**DESCRIPTION OF THE TASK:** Count every line where "style" shows up, and give that number only.

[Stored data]

========

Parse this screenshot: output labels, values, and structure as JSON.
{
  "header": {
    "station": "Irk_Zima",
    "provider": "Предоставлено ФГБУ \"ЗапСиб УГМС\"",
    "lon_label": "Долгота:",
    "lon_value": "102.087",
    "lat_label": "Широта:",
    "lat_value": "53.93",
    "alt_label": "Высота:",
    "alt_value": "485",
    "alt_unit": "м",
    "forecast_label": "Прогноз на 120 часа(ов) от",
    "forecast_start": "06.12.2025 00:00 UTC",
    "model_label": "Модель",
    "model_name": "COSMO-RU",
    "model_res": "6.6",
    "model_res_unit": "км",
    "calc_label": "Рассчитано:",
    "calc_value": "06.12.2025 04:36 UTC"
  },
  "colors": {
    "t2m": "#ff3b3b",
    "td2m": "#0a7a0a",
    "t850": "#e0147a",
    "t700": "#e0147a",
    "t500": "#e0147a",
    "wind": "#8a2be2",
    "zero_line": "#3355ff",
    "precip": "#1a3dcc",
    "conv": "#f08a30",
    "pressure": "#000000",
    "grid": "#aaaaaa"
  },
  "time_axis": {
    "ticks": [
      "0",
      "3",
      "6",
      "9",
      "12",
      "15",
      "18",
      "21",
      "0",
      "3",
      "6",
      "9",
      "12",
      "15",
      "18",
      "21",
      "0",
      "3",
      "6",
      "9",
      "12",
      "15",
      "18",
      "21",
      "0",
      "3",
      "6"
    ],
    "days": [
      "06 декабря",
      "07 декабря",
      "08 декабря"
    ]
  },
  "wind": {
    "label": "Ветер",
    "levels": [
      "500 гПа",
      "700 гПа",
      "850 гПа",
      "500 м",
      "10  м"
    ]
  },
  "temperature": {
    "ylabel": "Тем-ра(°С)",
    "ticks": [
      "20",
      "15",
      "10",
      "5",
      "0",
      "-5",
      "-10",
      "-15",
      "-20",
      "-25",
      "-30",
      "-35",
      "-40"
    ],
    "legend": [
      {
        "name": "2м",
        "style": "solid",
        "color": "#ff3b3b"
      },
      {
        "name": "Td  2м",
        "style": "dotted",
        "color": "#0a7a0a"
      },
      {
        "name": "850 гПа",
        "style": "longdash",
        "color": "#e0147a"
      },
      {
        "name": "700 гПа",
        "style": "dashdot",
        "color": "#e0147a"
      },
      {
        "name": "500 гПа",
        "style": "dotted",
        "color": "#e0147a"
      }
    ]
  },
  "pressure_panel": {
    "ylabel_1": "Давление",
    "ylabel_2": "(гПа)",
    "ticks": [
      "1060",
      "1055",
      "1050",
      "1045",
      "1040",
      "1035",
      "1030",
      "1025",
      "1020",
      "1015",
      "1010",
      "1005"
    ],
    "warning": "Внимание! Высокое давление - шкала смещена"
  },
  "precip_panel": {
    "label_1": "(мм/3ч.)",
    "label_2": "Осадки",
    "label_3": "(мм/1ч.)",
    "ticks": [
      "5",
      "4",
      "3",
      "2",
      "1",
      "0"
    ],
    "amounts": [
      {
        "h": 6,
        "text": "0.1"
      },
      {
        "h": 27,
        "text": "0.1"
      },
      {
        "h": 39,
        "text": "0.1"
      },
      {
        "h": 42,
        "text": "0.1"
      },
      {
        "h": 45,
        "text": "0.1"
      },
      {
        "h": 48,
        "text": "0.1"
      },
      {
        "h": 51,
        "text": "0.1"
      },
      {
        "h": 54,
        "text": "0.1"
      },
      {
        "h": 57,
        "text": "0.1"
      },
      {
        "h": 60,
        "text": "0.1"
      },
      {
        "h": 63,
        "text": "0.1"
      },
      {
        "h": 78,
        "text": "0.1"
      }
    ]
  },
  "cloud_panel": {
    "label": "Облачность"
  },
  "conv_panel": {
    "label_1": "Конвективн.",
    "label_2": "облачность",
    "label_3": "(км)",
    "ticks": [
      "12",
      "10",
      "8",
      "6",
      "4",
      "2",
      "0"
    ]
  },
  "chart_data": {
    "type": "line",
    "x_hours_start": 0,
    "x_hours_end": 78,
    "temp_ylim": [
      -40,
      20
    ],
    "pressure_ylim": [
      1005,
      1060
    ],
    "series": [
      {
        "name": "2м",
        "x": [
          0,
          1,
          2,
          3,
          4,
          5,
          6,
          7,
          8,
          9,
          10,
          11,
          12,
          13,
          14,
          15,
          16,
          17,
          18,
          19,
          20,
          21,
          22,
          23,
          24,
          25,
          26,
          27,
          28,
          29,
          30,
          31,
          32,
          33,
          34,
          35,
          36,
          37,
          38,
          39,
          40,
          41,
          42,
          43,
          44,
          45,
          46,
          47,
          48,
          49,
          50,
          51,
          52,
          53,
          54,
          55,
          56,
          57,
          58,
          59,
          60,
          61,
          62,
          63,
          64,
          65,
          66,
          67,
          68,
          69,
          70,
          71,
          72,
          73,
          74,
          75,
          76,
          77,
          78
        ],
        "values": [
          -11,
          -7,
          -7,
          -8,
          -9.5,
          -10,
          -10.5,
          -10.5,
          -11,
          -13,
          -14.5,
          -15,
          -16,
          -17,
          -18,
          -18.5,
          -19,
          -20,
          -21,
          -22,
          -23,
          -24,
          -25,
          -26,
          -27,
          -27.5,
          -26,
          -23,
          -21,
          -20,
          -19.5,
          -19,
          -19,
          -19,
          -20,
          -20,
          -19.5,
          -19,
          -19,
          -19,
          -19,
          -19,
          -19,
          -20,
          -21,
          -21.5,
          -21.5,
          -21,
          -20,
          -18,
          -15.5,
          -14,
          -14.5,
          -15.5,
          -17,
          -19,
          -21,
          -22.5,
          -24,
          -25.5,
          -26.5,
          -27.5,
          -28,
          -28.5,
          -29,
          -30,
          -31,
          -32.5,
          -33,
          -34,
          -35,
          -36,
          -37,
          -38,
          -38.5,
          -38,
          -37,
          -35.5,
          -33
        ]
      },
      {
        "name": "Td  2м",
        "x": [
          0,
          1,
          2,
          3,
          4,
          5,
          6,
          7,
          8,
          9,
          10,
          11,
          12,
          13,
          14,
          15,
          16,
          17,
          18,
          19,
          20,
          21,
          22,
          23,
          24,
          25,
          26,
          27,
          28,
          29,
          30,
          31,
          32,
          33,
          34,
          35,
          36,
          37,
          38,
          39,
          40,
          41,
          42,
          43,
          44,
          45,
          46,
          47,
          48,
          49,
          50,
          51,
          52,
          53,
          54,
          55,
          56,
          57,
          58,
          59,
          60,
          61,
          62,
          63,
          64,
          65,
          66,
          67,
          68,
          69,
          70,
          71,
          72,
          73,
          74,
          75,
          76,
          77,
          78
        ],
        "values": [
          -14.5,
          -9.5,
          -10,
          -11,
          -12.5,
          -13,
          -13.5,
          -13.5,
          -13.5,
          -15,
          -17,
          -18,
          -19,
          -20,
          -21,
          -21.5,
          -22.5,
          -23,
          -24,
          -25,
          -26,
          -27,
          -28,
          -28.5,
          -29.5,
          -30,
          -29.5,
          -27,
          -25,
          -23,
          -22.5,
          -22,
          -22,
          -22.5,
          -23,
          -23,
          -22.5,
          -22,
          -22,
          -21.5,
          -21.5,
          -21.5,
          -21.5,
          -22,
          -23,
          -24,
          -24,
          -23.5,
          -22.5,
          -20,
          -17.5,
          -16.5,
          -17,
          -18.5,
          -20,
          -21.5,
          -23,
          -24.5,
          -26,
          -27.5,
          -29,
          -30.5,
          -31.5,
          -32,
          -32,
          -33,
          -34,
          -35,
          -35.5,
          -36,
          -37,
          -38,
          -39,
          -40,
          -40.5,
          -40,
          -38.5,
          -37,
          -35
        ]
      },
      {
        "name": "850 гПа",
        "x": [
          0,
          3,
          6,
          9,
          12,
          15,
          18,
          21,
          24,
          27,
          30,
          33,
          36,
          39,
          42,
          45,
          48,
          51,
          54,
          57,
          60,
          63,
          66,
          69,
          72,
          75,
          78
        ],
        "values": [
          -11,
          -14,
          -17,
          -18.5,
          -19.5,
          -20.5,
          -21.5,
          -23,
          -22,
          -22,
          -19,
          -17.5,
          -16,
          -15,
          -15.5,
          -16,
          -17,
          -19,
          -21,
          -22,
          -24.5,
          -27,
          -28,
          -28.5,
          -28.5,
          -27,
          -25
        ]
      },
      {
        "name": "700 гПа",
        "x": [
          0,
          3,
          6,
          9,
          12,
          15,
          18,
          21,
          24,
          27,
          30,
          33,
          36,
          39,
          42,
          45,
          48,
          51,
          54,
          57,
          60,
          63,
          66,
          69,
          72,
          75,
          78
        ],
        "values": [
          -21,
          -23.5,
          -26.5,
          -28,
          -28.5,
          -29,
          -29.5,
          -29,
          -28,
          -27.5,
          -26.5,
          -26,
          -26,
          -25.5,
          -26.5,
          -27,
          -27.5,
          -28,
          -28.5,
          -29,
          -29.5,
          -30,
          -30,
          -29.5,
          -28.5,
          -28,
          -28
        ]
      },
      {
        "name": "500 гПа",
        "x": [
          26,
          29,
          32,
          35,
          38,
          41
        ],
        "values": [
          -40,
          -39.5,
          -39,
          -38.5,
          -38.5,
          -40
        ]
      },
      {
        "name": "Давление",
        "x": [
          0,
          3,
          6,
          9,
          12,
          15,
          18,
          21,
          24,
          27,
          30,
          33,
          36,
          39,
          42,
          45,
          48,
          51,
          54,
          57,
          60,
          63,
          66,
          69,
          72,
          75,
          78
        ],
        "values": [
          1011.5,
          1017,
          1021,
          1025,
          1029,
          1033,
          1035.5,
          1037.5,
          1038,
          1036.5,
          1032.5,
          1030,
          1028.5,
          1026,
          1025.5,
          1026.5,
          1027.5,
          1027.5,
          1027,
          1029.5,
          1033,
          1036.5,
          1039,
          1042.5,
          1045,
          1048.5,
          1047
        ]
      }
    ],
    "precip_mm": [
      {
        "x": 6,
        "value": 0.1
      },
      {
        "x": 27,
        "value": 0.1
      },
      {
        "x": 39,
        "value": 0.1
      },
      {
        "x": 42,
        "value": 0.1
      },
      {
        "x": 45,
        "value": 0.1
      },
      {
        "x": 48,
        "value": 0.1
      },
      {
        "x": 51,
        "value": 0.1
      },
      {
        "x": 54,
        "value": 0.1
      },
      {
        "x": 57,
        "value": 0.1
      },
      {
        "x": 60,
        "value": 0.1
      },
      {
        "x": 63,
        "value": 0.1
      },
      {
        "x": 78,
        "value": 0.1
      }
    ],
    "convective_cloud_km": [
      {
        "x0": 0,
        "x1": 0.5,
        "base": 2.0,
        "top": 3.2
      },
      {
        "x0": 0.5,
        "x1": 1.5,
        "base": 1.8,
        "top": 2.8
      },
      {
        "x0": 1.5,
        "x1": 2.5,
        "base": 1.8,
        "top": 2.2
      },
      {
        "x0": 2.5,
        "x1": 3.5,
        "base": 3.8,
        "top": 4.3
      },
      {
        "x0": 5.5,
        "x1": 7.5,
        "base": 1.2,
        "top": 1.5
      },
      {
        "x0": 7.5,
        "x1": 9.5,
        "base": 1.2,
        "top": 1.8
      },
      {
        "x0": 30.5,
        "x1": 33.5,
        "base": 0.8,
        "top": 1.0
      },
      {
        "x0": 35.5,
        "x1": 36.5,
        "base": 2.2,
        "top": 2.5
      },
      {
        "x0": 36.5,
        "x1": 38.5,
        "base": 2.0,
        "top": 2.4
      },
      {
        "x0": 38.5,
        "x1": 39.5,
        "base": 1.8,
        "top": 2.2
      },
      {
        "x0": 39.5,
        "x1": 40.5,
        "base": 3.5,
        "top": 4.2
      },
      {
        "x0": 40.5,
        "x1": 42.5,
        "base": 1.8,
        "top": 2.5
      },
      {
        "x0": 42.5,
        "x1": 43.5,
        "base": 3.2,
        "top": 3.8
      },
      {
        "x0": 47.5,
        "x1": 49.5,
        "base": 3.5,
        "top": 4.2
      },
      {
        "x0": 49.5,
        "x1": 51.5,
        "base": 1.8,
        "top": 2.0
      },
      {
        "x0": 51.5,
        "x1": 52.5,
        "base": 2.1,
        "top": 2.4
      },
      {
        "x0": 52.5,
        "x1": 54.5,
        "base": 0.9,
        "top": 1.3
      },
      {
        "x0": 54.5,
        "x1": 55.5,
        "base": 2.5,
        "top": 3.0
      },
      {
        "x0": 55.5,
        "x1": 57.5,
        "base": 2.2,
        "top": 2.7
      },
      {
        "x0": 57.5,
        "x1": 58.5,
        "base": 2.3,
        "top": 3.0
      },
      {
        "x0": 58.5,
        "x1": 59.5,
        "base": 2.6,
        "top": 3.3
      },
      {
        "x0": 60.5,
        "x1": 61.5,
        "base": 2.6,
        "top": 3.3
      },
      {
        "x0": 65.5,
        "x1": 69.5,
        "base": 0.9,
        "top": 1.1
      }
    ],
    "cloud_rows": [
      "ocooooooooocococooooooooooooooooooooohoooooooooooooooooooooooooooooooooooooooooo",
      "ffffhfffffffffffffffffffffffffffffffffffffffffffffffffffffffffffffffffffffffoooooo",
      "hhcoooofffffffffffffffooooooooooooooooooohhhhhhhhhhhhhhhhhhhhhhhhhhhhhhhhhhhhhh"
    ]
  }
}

========

**RESULT FOR THIS TASK:** 5